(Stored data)
Begin
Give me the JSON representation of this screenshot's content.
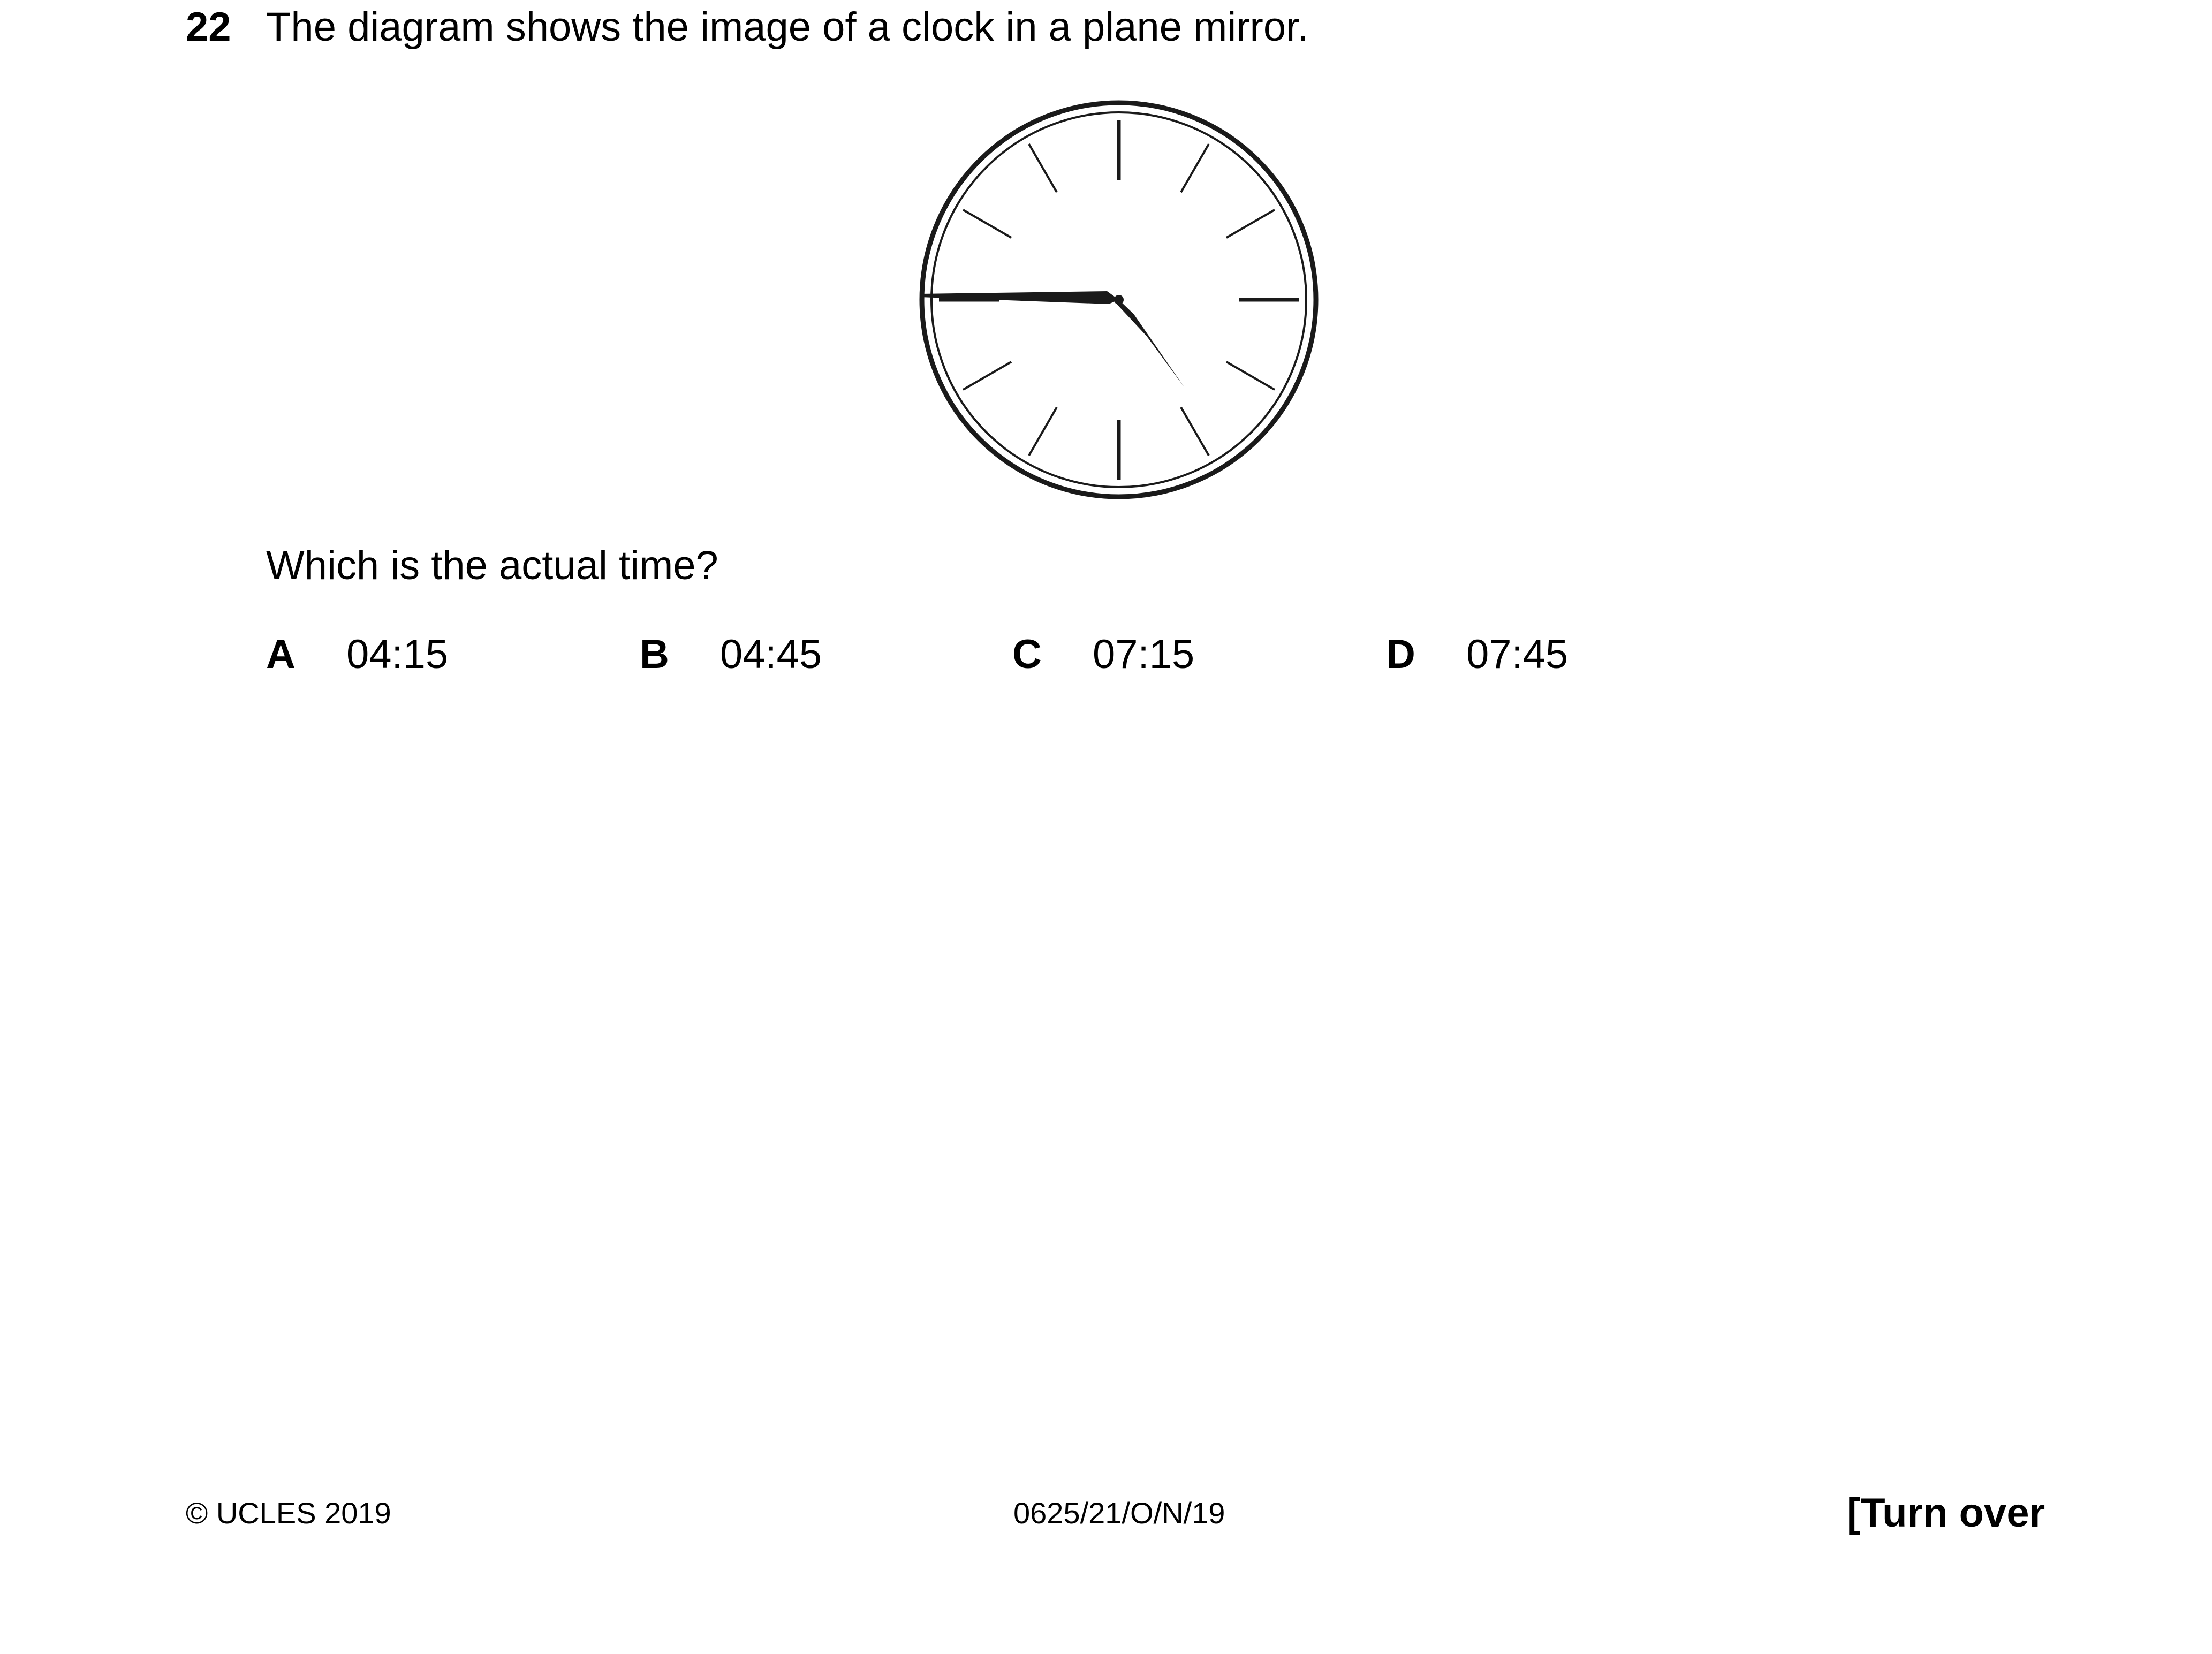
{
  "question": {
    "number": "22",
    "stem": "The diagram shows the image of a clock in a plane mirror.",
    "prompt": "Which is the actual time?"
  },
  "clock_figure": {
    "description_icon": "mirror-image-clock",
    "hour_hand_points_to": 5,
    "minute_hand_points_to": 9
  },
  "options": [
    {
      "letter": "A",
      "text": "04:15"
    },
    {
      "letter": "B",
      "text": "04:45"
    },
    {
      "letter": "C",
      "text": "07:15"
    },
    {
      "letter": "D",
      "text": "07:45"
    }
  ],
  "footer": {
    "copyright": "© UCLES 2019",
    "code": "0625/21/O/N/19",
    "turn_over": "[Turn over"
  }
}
End
Select and copy each line from the data that includes the word "image".

    "stem": "The diagram shows the image of a clock in a plane mirror.",
    "description_icon": "mirror-image-clock",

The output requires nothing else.